* **EXERCISE DETAILS**
Your task is to copy the material exactly.

* **Collected data**

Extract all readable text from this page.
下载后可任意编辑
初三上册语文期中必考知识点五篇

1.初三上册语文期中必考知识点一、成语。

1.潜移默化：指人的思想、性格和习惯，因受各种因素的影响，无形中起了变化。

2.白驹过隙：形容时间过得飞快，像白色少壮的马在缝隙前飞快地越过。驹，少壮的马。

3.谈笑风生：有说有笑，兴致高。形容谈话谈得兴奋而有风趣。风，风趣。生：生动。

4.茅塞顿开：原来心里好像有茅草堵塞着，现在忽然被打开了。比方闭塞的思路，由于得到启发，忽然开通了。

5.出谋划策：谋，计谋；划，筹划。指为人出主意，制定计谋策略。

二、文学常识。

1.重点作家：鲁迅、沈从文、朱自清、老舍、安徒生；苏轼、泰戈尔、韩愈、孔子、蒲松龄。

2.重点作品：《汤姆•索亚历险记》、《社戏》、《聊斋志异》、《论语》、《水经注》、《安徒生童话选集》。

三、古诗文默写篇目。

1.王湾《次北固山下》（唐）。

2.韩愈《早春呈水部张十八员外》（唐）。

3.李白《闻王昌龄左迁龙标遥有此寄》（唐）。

* **ANSWER TO THE EXERCISE**
Extract all readable text from this page.
下载后可任意编辑
初三上册语文期中必考知识点五篇

1.初三上册语文期中必考知识点一、成语。

1.潜移默化：指人的思想、性格和习惯，因受各种因素的影响，无形中起了变化。

2.白驹过隙：形容时间过得飞快，像白色少壮的马在缝隙前飞快地越过。驹，少壮的马。

3.谈笑风生：有说有笑，兴致高。形容谈话谈得兴奋而有风趣。风，风趣。生：生动。

4.茅塞顿开：原来心里好像有茅草堵塞着，现在忽然被打开了。比方闭塞的思路，由于得到启发，忽然开通了。

5.出谋划策：谋，计谋；划，筹划。指为人出主意，制定计谋策略。

二、文学常识。

1.重点作家：鲁迅、沈从文、朱自清、老舍、安徒生；苏轼、泰戈尔、韩愈、孔子、蒲松龄。

2.重点作品：《汤姆•索亚历险记》、《社戏》、《聊斋志异》、《论语》、《水经注》、《安徒生童话选集》。

三、古诗文默写篇目。

1.王湾《次北固山下》（唐）。

2.韩愈《早春呈水部张十八员外》（唐）。

3.李白《闻王昌龄左迁龙标遥有此寄》（唐）。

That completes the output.